**WRITTEN EXERCISE**. Find the line that contains "Extract the structured". Copy it and every line after it to the end of the material below, exactly, with no pictures.
=====
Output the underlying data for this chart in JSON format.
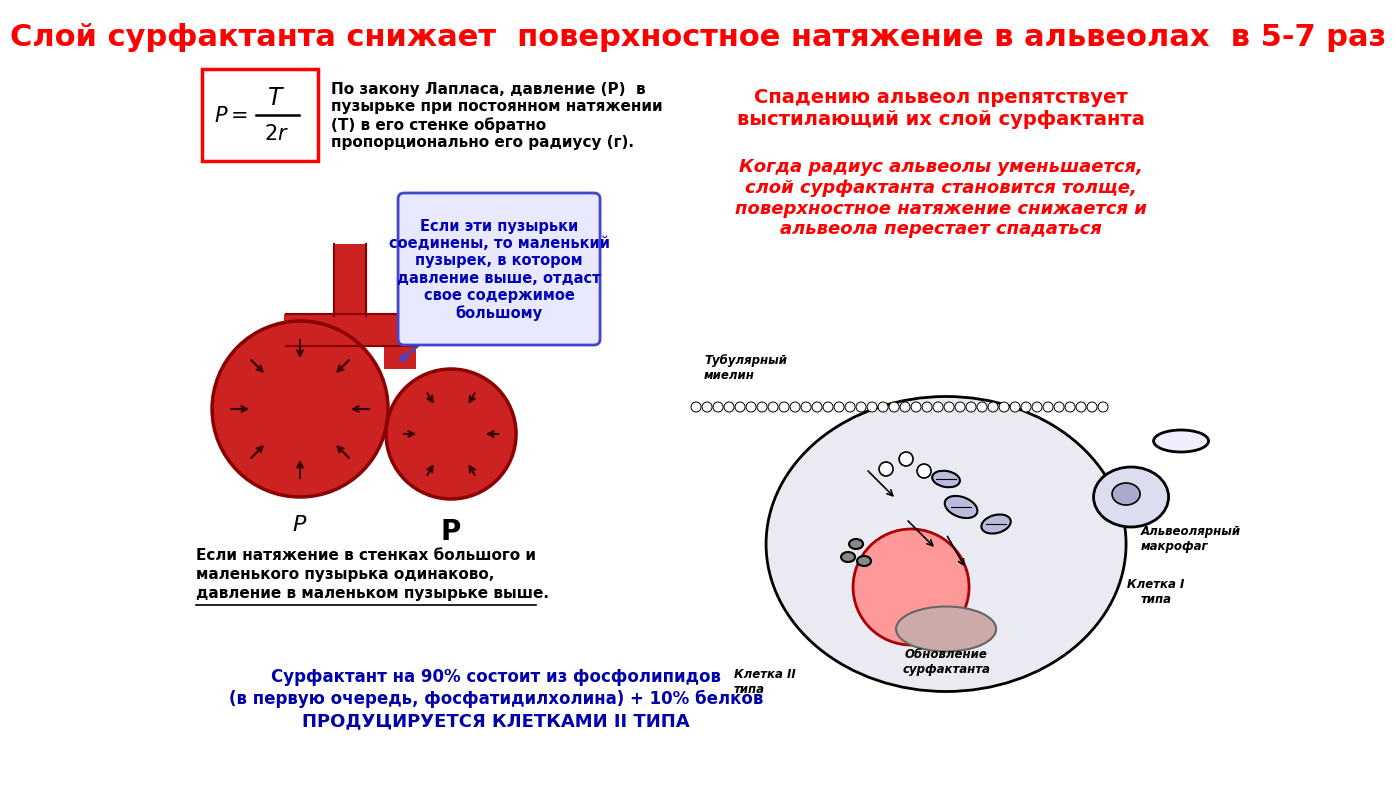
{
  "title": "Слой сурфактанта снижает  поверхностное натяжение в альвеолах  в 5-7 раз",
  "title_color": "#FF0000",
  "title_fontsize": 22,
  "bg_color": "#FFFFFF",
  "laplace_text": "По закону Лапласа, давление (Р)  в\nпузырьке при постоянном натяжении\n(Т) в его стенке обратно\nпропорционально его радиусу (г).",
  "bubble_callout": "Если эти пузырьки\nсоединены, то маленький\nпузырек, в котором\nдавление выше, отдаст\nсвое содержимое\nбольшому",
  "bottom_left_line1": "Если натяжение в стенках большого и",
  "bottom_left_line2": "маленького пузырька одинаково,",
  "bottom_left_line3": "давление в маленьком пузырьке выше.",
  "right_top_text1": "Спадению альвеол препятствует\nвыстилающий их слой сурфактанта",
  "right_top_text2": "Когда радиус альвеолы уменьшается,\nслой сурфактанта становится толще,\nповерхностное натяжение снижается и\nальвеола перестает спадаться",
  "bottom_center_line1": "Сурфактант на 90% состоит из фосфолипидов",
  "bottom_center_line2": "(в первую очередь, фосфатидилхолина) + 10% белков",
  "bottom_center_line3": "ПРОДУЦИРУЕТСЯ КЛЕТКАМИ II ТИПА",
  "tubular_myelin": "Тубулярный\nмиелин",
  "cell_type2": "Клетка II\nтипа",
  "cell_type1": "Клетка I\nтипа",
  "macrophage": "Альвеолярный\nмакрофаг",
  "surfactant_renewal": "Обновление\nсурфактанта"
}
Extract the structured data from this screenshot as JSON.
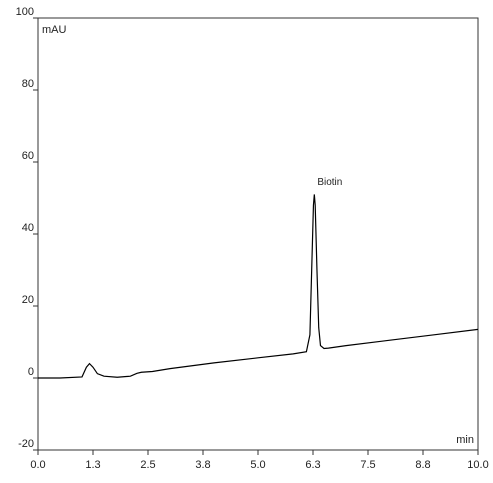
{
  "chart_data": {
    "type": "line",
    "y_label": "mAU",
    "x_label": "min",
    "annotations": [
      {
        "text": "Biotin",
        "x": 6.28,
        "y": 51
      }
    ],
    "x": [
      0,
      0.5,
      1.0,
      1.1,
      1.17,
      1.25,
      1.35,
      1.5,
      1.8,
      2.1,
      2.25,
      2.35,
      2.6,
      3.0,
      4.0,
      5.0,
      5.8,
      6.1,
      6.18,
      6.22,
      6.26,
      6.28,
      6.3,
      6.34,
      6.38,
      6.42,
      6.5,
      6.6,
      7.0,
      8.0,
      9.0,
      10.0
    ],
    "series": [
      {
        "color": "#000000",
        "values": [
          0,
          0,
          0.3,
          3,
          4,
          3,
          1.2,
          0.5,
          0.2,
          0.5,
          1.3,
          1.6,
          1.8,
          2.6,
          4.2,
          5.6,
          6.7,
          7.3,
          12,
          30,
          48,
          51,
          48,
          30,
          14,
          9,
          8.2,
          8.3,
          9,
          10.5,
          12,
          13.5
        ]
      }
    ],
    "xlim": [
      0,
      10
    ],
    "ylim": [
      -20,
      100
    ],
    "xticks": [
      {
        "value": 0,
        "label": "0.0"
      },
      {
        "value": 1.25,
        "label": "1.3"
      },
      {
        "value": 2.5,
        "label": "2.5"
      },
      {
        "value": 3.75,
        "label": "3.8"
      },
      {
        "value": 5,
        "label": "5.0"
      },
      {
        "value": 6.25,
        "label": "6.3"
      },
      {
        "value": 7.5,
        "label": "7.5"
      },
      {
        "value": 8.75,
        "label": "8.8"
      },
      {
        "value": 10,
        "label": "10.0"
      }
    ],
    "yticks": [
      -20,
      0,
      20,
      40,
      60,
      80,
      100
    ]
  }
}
=====
**WRITTEN RESPONSE**.
Extract the structured data from this screenshot as JSON.
{
  "chart_data": {
    "type": "line",
    "y_label": "mAU",
    "x_label": "min",
    "annotations": [
      {
        "text": "Biotin",
        "x": 6.28,
        "y": 51
      }
    ],
    "x": [
      0,
      0.5,
      1.0,
      1.1,
      1.17,
      1.25,
      1.35,
      1.5,
      1.8,
      2.1,
      2.25,
      2.35,
      2.6,
      3.0,
      4.0,
      5.0,
      5.8,
      6.1,
      6.18,
      6.22,
      6.26,
      6.28,
      6.3,
      6.34,
      6.38,
      6.42,
      6.5,
      6.6,
      7.0,
      8.0,
      9.0,
      10.0
    ],
    "series": [
      {
        "color": "#000000",
        "values": [
          0,
          0,
          0.3,
          3,
          4,
          3,
          1.2,
          0.5,
          0.2,
          0.5,
          1.3,
          1.6,
          1.8,
          2.6,
          4.2,
          5.6,
          6.7,
          7.3,
          12,
          30,
          48,
          51,
          48,
          30,
          14,
          9,
          8.2,
          8.3,
          9,
          10.5,
          12,
          13.5
        ]
      }
    ],
    "xlim": [
      0,
      10
    ],
    "ylim": [
      -20,
      100
    ],
    "xticks": [
      {
        "value": 0,
        "label": "0.0"
      },
      {
        "value": 1.25,
        "label": "1.3"
      },
      {
        "value": 2.5,
        "label": "2.5"
      },
      {
        "value": 3.75,
        "label": "3.8"
      },
      {
        "value": 5,
        "label": "5.0"
      },
      {
        "value": 6.25,
        "label": "6.3"
      },
      {
        "value": 7.5,
        "label": "7.5"
      },
      {
        "value": 8.75,
        "label": "8.8"
      },
      {
        "value": 10,
        "label": "10.0"
      }
    ],
    "yticks": [
      -20,
      0,
      20,
      40,
      60,
      80,
      100
    ]
  }
}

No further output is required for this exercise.